• **THE TASK**: Skip any picture you find and retype all the remaining lines exactly.

START

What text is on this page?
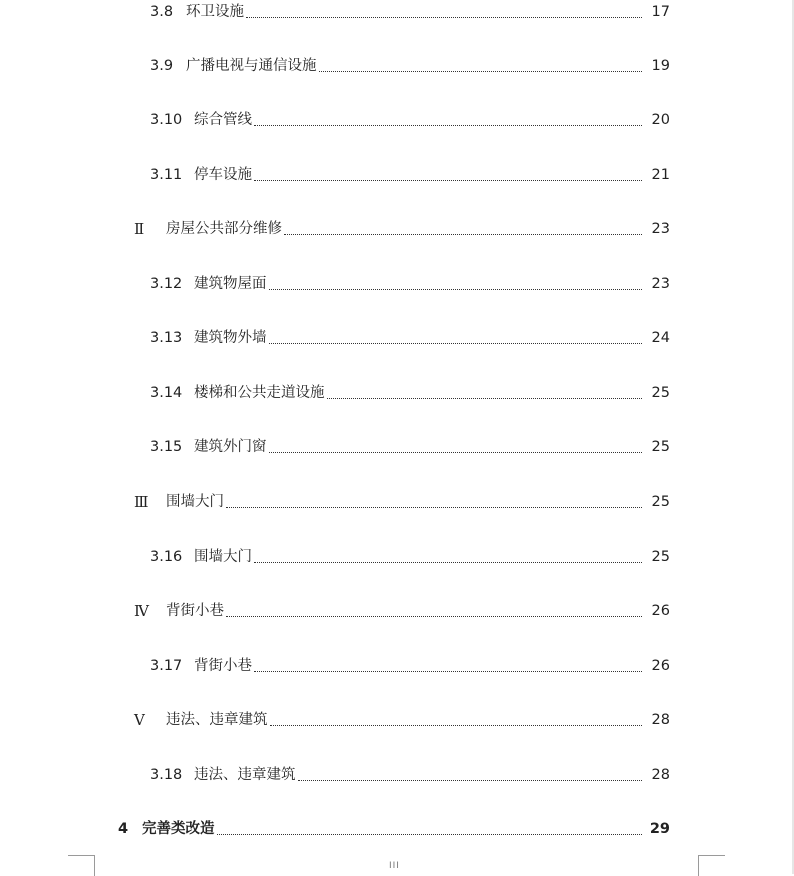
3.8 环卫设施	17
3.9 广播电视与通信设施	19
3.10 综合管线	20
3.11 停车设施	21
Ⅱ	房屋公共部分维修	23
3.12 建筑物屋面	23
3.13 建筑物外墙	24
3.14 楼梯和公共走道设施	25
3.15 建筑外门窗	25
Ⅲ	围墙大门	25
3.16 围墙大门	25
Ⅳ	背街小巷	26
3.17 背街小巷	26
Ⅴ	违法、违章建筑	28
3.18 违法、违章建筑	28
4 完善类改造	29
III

END

• **ANSWER TO THE EXERCISE**:
What text is on this page?
3.8 环卫设施	17
3.9 广播电视与通信设施	19
3.10 综合管线	20
3.11 停车设施	21
Ⅱ	房屋公共部分维修	23
3.12 建筑物屋面	23
3.13 建筑物外墙	24
3.14 楼梯和公共走道设施	25
3.15 建筑外门窗	25
Ⅲ	围墙大门	25
3.16 围墙大门	25
Ⅳ	背街小巷	26
3.17 背街小巷	26
Ⅴ	违法、违章建筑	28
3.18 违法、违章建筑	28
4 完善类改造	29
III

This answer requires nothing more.